Return the lines below word for word, leaving out the pictures.

__________________________________________________

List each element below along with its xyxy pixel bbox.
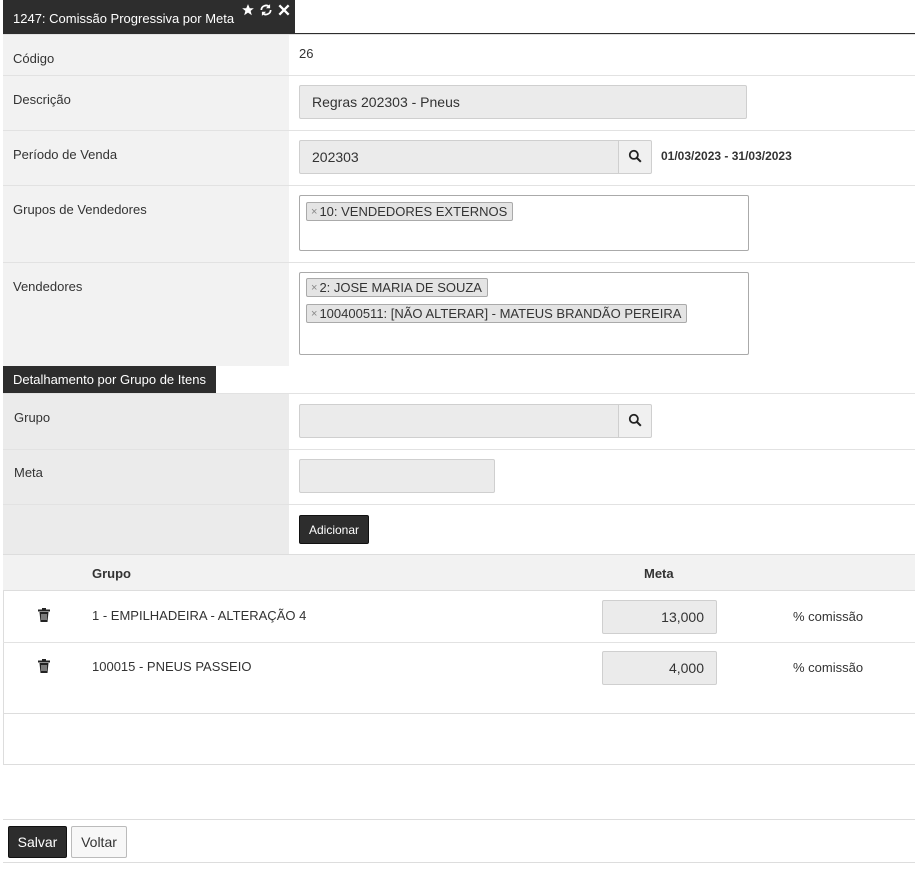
salvar-button[interactable]: Salvar bbox=[8, 826, 67, 858]
row-unit: % comissão bbox=[793, 609, 864, 624]
codigo-value-cell bbox=[289, 34, 915, 75]
grupos-vendedores-multiselect[interactable]: × 10: VENDEDORES EXTERNOS bbox=[299, 195, 749, 251]
adicionar-value-cell bbox=[289, 504, 915, 555]
detalhamento-section-tab: Detalhamento por Grupo de Itens bbox=[3, 366, 216, 393]
tag-label: 100400511: [NÃO ALTERAR] - MATEUS BRANDÃ… bbox=[319, 306, 682, 321]
grupos-vendedores-label-cell bbox=[3, 185, 289, 262]
row-meta-value: 4,000 bbox=[668, 660, 704, 676]
window-title-tab: 1247: Comissão Progressiva por Meta bbox=[3, 0, 295, 34]
vendedor-tag: × 100400511: [NÃO ALTERAR] - MATEUS BRAN… bbox=[306, 304, 688, 323]
periodo-search-button[interactable] bbox=[619, 140, 652, 174]
trash-icon[interactable] bbox=[38, 608, 50, 625]
descricao-input[interactable]: Regras 202303 - Pneus bbox=[299, 85, 747, 119]
remove-tag-icon[interactable]: × bbox=[311, 308, 317, 320]
grupo-input[interactable] bbox=[299, 404, 619, 438]
meta-label: Meta bbox=[14, 465, 43, 480]
periodo-label: Período de Venda bbox=[13, 147, 118, 162]
grupo-label: Grupo bbox=[14, 410, 51, 425]
search-icon bbox=[628, 413, 642, 430]
adicionar-label-cell bbox=[3, 504, 289, 555]
grupos-vendedores-label: Grupos de Vendedores bbox=[13, 202, 147, 217]
vendedores-label-cell bbox=[3, 262, 289, 366]
refresh-icon[interactable] bbox=[259, 3, 273, 17]
row-grupo: 100015 - PNEUS PASSEIO bbox=[92, 659, 252, 674]
metas-table-header bbox=[3, 554, 915, 591]
vendedores-multiselect[interactable]: × 2: JOSE MARIA DE SOUZA × 100400511: [N… bbox=[299, 272, 749, 355]
row-meta-input[interactable]: 4,000 bbox=[602, 651, 717, 685]
header-grupo: Grupo bbox=[92, 566, 131, 581]
detalhamento-section-title: Detalhamento por Grupo de Itens bbox=[13, 372, 206, 387]
row-unit: % comissão bbox=[793, 660, 864, 675]
descricao-input-value: Regras 202303 - Pneus bbox=[312, 94, 460, 110]
meta-label-cell bbox=[3, 449, 289, 504]
periodo-input-value: 202303 bbox=[312, 149, 359, 165]
header-meta: Meta bbox=[644, 566, 674, 581]
descricao-label: Descrição bbox=[13, 92, 71, 107]
adicionar-button[interactable]: Adicionar bbox=[299, 515, 369, 544]
window-title: 1247: Comissão Progressiva por Meta bbox=[13, 10, 235, 26]
periodo-date-range: 01/03/2023 - 31/03/2023 bbox=[661, 149, 792, 163]
form-bottom-panel bbox=[3, 714, 915, 765]
grupo-vendedor-tag: × 10: VENDEDORES EXTERNOS bbox=[306, 202, 514, 221]
periodo-input[interactable]: 202303 bbox=[299, 140, 619, 174]
remove-tag-icon[interactable]: × bbox=[311, 206, 317, 218]
meta-input[interactable] bbox=[299, 459, 495, 493]
row-meta-value: 13,000 bbox=[661, 609, 704, 625]
footer-divider-top bbox=[3, 819, 915, 820]
grupo-search-button[interactable] bbox=[619, 404, 652, 438]
row-divider bbox=[3, 642, 915, 643]
voltar-button[interactable]: Voltar bbox=[71, 826, 127, 858]
search-icon bbox=[628, 149, 642, 166]
codigo-label: Código bbox=[13, 51, 55, 66]
star-icon[interactable] bbox=[241, 3, 255, 17]
vendedor-tag: × 2: JOSE MARIA DE SOUZA bbox=[306, 278, 488, 297]
vendedores-label: Vendedores bbox=[13, 279, 83, 294]
close-icon[interactable] bbox=[277, 3, 291, 17]
row-grupo: 1 - EMPILHADEIRA - ALTERAÇÃO 4 bbox=[92, 608, 307, 623]
trash-icon[interactable] bbox=[38, 659, 50, 676]
remove-tag-icon[interactable]: × bbox=[311, 282, 317, 294]
tag-label: 10: VENDEDORES EXTERNOS bbox=[319, 204, 508, 219]
footer-divider-bottom bbox=[3, 862, 915, 863]
row-meta-input[interactable]: 13,000 bbox=[602, 600, 717, 634]
tag-label: 2: JOSE MARIA DE SOUZA bbox=[319, 280, 482, 295]
codigo-value: 26 bbox=[299, 46, 314, 61]
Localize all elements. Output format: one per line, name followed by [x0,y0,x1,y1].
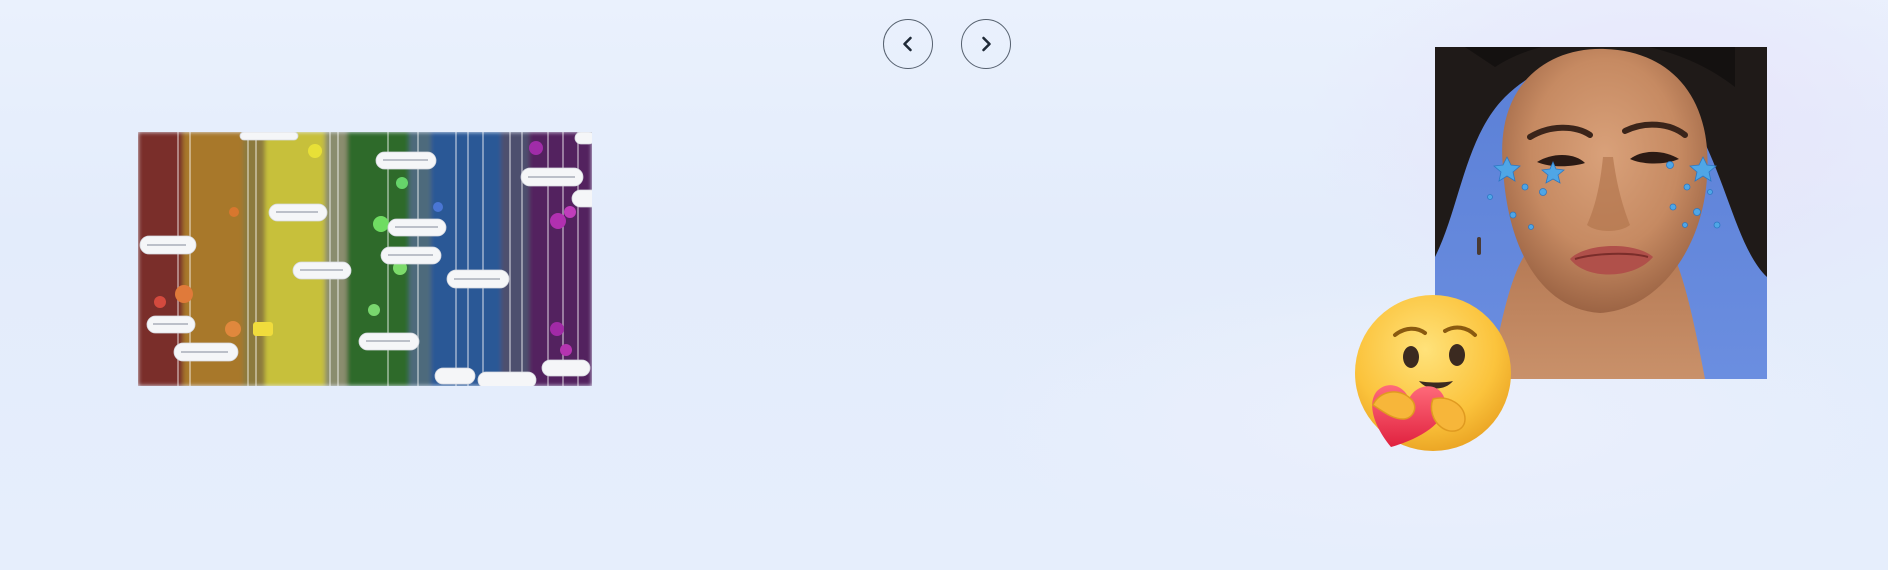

__________________________________________________

* Solution for this task:
List each element below along with its xyxy pixel bbox.
salvar-button[interactable]: Salvar bbox=[8, 826, 67, 858]
row-unit: % comissão bbox=[793, 609, 864, 624]
codigo-value-cell bbox=[289, 34, 915, 75]
grupos-vendedores-multiselect[interactable]: × 10: VENDEDORES EXTERNOS bbox=[299, 195, 749, 251]
adicionar-value-cell bbox=[289, 504, 915, 555]
detalhamento-section-tab: Detalhamento por Grupo de Itens bbox=[3, 366, 216, 393]
tag-label: 100400511: [NÃO ALTERAR] - MATEUS BRANDÃ… bbox=[319, 306, 682, 321]
grupos-vendedores-label-cell bbox=[3, 185, 289, 262]
row-meta-value: 4,000 bbox=[668, 660, 704, 676]
window-title-tab: 1247: Comissão Progressiva por Meta bbox=[3, 0, 295, 34]
vendedor-tag: × 100400511: [NÃO ALTERAR] - MATEUS BRAN… bbox=[306, 304, 688, 323]
periodo-search-button[interactable] bbox=[619, 140, 652, 174]
trash-icon[interactable] bbox=[38, 608, 50, 625]
descricao-input[interactable]: Regras 202303 - Pneus bbox=[299, 85, 747, 119]
remove-tag-icon[interactable]: × bbox=[311, 308, 317, 320]
grupo-input[interactable] bbox=[299, 404, 619, 438]
meta-label: Meta bbox=[14, 465, 43, 480]
periodo-label: Período de Venda bbox=[13, 147, 118, 162]
grupo-label: Grupo bbox=[14, 410, 51, 425]
search-icon bbox=[628, 413, 642, 430]
adicionar-label-cell bbox=[3, 504, 289, 555]
grupos-vendedores-label: Grupos de Vendedores bbox=[13, 202, 147, 217]
vendedores-label-cell bbox=[3, 262, 289, 366]
refresh-icon[interactable] bbox=[259, 3, 273, 17]
row-grupo: 100015 - PNEUS PASSEIO bbox=[92, 659, 252, 674]
metas-table-header bbox=[3, 554, 915, 591]
vendedores-multiselect[interactable]: × 2: JOSE MARIA DE SOUZA × 100400511: [N… bbox=[299, 272, 749, 355]
row-meta-input[interactable]: 4,000 bbox=[602, 651, 717, 685]
header-grupo: Grupo bbox=[92, 566, 131, 581]
detalhamento-section-title: Detalhamento por Grupo de Itens bbox=[13, 372, 206, 387]
row-unit: % comissão bbox=[793, 660, 864, 675]
descricao-input-value: Regras 202303 - Pneus bbox=[312, 94, 460, 110]
meta-label-cell bbox=[3, 449, 289, 504]
periodo-input-value: 202303 bbox=[312, 149, 359, 165]
header-meta: Meta bbox=[644, 566, 674, 581]
descricao-label: Descrição bbox=[13, 92, 71, 107]
adicionar-button[interactable]: Adicionar bbox=[299, 515, 369, 544]
window-title: 1247: Comissão Progressiva por Meta bbox=[13, 10, 235, 26]
periodo-date-range: 01/03/2023 - 31/03/2023 bbox=[661, 149, 792, 163]
form-bottom-panel bbox=[3, 714, 915, 765]
grupo-vendedor-tag: × 10: VENDEDORES EXTERNOS bbox=[306, 202, 514, 221]
periodo-input[interactable]: 202303 bbox=[299, 140, 619, 174]
remove-tag-icon[interactable]: × bbox=[311, 206, 317, 218]
meta-input[interactable] bbox=[299, 459, 495, 493]
row-meta-value: 13,000 bbox=[661, 609, 704, 625]
footer-divider-top bbox=[3, 819, 915, 820]
grupo-search-button[interactable] bbox=[619, 404, 652, 438]
row-divider bbox=[3, 642, 915, 643]
voltar-button[interactable]: Voltar bbox=[71, 826, 127, 858]
search-icon bbox=[628, 149, 642, 166]
codigo-label: Código bbox=[13, 51, 55, 66]
star-icon[interactable] bbox=[241, 3, 255, 17]
vendedor-tag: × 2: JOSE MARIA DE SOUZA bbox=[306, 278, 488, 297]
vendedores-label: Vendedores bbox=[13, 279, 83, 294]
close-icon[interactable] bbox=[277, 3, 291, 17]
row-grupo: 1 - EMPILHADEIRA - ALTERAÇÃO 4 bbox=[92, 608, 307, 623]
trash-icon[interactable] bbox=[38, 659, 50, 676]
remove-tag-icon[interactable]: × bbox=[311, 282, 317, 294]
tag-label: 10: VENDEDORES EXTERNOS bbox=[319, 204, 508, 219]
footer-divider-bottom bbox=[3, 862, 915, 863]
row-meta-input[interactable]: 13,000 bbox=[602, 600, 717, 634]
tag-label: 2: JOSE MARIA DE SOUZA bbox=[319, 280, 482, 295]
codigo-value: 26 bbox=[299, 46, 314, 61]
Localize all elements. Output format: one per line, name followed by [x0,y0,x1,y1].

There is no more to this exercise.